Stated problem: Give every line from the entries that contains "prediction".

++++ Exercise inputs ++++

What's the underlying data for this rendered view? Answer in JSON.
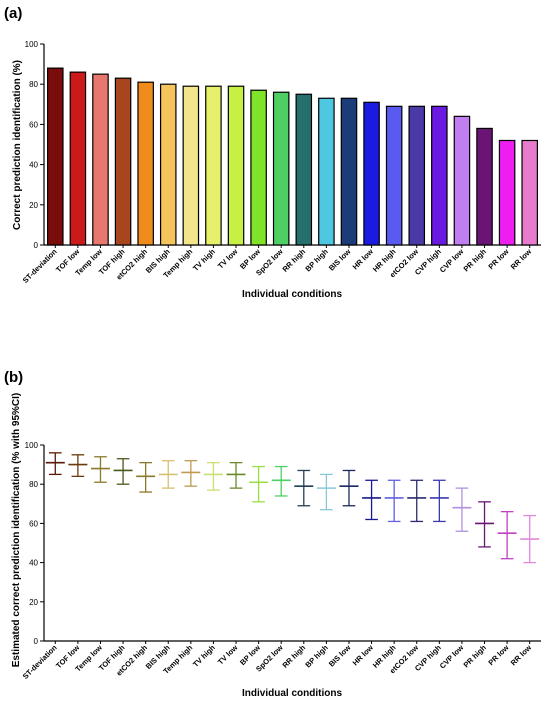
{
  "chart_data": [
    {
      "type": "bar",
      "panel_label": "(a)",
      "ylabel": "Correct prediction identification (%)",
      "xlabel": "Individual conditions",
      "ylim": [
        0,
        100
      ],
      "yticks": [
        0,
        20,
        40,
        60,
        80,
        100
      ],
      "categories": [
        "ST-deviation",
        "TOF low",
        "Temp low",
        "TOF high",
        "etCO2 high",
        "BIS high",
        "Temp high",
        "TV high",
        "TV low",
        "BP low",
        "SpO2 low",
        "RR high",
        "BP high",
        "BIS low",
        "HR low",
        "HR high",
        "etCO2 low",
        "CVP high",
        "CVP low",
        "PR high",
        "PR low",
        "RR low"
      ],
      "values": [
        88,
        86,
        85,
        83,
        81,
        80,
        79,
        79,
        79,
        77,
        76,
        75,
        73,
        73,
        71,
        69,
        69,
        69,
        64,
        58,
        52,
        52
      ],
      "colors": [
        "#7a0c0c",
        "#cc1a1a",
        "#e8786e",
        "#a8451e",
        "#f08c1c",
        "#f5c45a",
        "#f3e58a",
        "#e6f06a",
        "#c7f045",
        "#7fe32a",
        "#4ecf63",
        "#25706d",
        "#4ec8e0",
        "#1a3c78",
        "#1a1ae0",
        "#5a5af0",
        "#4a3aa8",
        "#6a1ae0",
        "#c07ef0",
        "#6a1476",
        "#ee1ef0",
        "#e87ccc"
      ],
      "grid": false
    },
    {
      "type": "errorbar",
      "panel_label": "(b)",
      "ylabel": "Estimated correct prediction identification (% with 95%CI)",
      "xlabel": "Individual conditions",
      "ylim": [
        0,
        100
      ],
      "yticks": [
        0,
        20,
        40,
        60,
        80,
        100
      ],
      "categories": [
        "ST-deviation",
        "TOF low",
        "Temp low",
        "TOF high",
        "etCO2 high",
        "BIS high",
        "Temp high",
        "TV high",
        "TV low",
        "BP low",
        "SpO2 low",
        "RR high",
        "BP high",
        "BIS low",
        "HR low",
        "HR high",
        "etCO2 low",
        "CVP high",
        "CVP low",
        "PR high",
        "PR low",
        "RR low"
      ],
      "estimate": [
        91,
        90,
        88,
        87,
        84,
        85,
        86,
        85,
        85,
        81,
        82,
        79,
        78,
        79,
        73,
        73,
        73,
        73,
        68,
        60,
        55,
        52
      ],
      "lower": [
        85,
        84,
        81,
        80,
        76,
        78,
        79,
        77,
        78,
        71,
        74,
        69,
        67,
        69,
        62,
        61,
        61,
        61,
        56,
        48,
        42,
        40
      ],
      "upper": [
        96,
        95,
        94,
        93,
        91,
        92,
        92,
        91,
        91,
        89,
        89,
        87,
        85,
        87,
        82,
        82,
        82,
        82,
        78,
        71,
        66,
        64
      ],
      "colors": [
        "#5a1a0a",
        "#6a3a0a",
        "#8a7a2a",
        "#4a5a1a",
        "#8a7a2a",
        "#d8c070",
        "#c09850",
        "#c8e070",
        "#6a8a2a",
        "#98e040",
        "#4ecf63",
        "#203f5a",
        "#88c8d8",
        "#1a2a60",
        "#1a1a90",
        "#6060e0",
        "#2a2a70",
        "#3a3ab0",
        "#b090e0",
        "#6a1476",
        "#c040c0",
        "#e088d8"
      ],
      "grid": false
    }
  ]
}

++++

Full response:
      "ylabel": "Correct prediction identification (%)",
      "ylabel": "Estimated correct prediction identification (% with 95%CI)",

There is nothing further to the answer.